— TASK TO CARRY OUT —
Repeat every line of the listing below exactly, minus the pictures.
[Start STORED RECORDS]
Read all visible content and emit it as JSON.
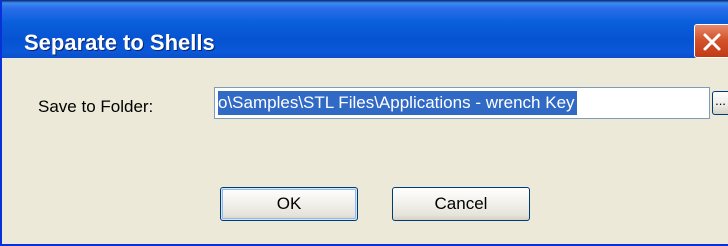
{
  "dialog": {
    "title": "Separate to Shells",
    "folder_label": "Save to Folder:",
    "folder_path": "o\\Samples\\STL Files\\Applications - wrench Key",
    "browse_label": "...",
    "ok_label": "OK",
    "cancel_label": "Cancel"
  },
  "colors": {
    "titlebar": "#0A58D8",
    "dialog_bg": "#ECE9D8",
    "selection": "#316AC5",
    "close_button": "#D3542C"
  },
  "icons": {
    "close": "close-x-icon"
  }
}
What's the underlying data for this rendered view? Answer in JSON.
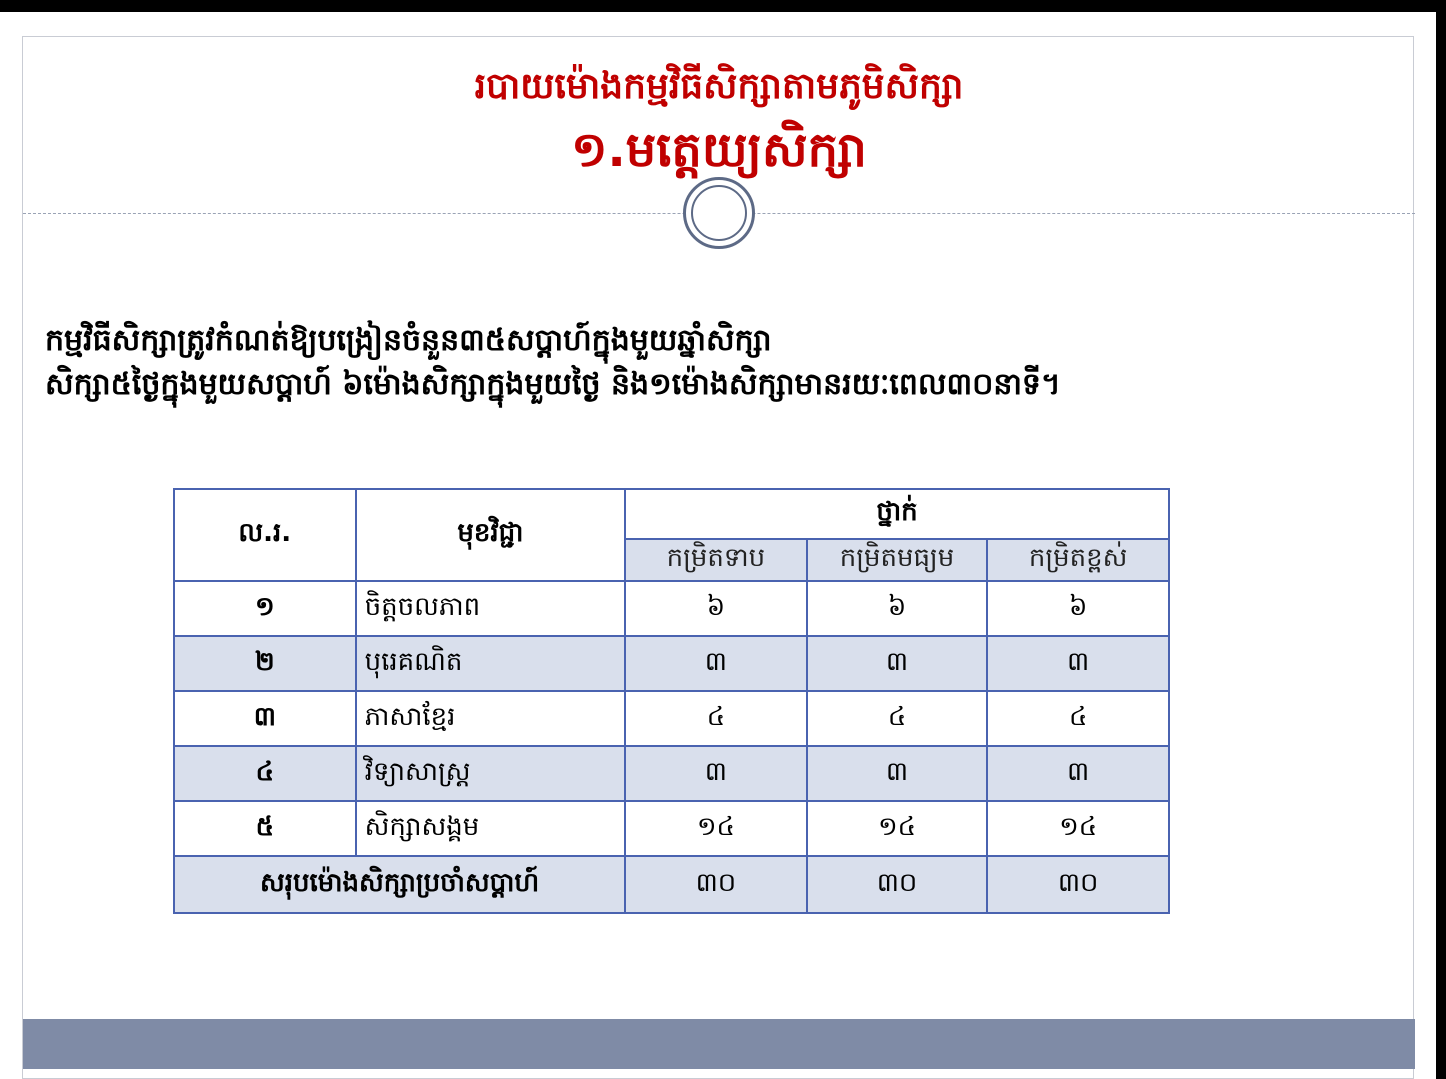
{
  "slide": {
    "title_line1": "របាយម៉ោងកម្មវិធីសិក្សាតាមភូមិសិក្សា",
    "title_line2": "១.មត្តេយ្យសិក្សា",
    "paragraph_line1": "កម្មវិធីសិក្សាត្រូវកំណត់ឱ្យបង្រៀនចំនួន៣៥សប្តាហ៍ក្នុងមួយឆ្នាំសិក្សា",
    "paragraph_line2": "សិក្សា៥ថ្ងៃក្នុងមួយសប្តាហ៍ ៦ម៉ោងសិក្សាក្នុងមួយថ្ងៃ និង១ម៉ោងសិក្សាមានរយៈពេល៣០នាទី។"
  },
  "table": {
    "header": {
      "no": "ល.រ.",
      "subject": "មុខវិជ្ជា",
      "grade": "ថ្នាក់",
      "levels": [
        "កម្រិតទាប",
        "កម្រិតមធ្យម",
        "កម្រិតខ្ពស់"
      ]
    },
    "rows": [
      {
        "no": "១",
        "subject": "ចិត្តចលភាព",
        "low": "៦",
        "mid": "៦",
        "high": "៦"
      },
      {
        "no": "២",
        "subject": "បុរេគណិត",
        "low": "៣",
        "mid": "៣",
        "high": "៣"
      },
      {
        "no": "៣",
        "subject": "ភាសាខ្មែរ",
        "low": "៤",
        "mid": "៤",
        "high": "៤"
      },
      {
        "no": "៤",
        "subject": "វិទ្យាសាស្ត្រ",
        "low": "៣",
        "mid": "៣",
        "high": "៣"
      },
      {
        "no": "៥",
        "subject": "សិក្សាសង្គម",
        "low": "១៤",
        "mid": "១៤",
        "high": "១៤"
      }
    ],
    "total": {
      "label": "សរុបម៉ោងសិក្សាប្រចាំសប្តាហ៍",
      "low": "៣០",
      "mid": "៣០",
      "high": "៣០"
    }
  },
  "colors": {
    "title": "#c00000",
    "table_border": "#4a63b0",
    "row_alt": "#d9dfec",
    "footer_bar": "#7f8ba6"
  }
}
[End STORED RECORDS]
— TASK SOLUTION —
Read all visible content and emit it as JSON.
{
  "dialog": {
    "title": "Separate to Shells",
    "folder_label": "Save to Folder:",
    "folder_path": "o\\Samples\\STL Files\\Applications - wrench Key",
    "browse_label": "...",
    "ok_label": "OK",
    "cancel_label": "Cancel"
  },
  "colors": {
    "titlebar": "#0A58D8",
    "dialog_bg": "#ECE9D8",
    "selection": "#316AC5",
    "close_button": "#D3542C"
  },
  "icons": {
    "close": "close-x-icon"
  }
}
What's the underlying data for this rendered view? Answer in JSON.
{
  "slide": {
    "title_line1": "របាយម៉ោងកម្មវិធីសិក្សាតាមភូមិសិក្សា",
    "title_line2": "១.មត្តេយ្យសិក្សា",
    "paragraph_line1": "កម្មវិធីសិក្សាត្រូវកំណត់ឱ្យបង្រៀនចំនួន៣៥សប្តាហ៍ក្នុងមួយឆ្នាំសិក្សា",
    "paragraph_line2": "សិក្សា៥ថ្ងៃក្នុងមួយសប្តាហ៍ ៦ម៉ោងសិក្សាក្នុងមួយថ្ងៃ និង១ម៉ោងសិក្សាមានរយៈពេល៣០នាទី។"
  },
  "table": {
    "header": {
      "no": "ល.រ.",
      "subject": "មុខវិជ្ជា",
      "grade": "ថ្នាក់",
      "levels": [
        "កម្រិតទាប",
        "កម្រិតមធ្យម",
        "កម្រិតខ្ពស់"
      ]
    },
    "rows": [
      {
        "no": "១",
        "subject": "ចិត្តចលភាព",
        "low": "៦",
        "mid": "៦",
        "high": "៦"
      },
      {
        "no": "២",
        "subject": "បុរេគណិត",
        "low": "៣",
        "mid": "៣",
        "high": "៣"
      },
      {
        "no": "៣",
        "subject": "ភាសាខ្មែរ",
        "low": "៤",
        "mid": "៤",
        "high": "៤"
      },
      {
        "no": "៤",
        "subject": "វិទ្យាសាស្ត្រ",
        "low": "៣",
        "mid": "៣",
        "high": "៣"
      },
      {
        "no": "៥",
        "subject": "សិក្សាសង្គម",
        "low": "១៤",
        "mid": "១៤",
        "high": "១៤"
      }
    ],
    "total": {
      "label": "សរុបម៉ោងសិក្សាប្រចាំសប្តាហ៍",
      "low": "៣០",
      "mid": "៣០",
      "high": "៣០"
    }
  },
  "colors": {
    "title": "#c00000",
    "table_border": "#4a63b0",
    "row_alt": "#d9dfec",
    "footer_bar": "#7f8ba6"
  }
}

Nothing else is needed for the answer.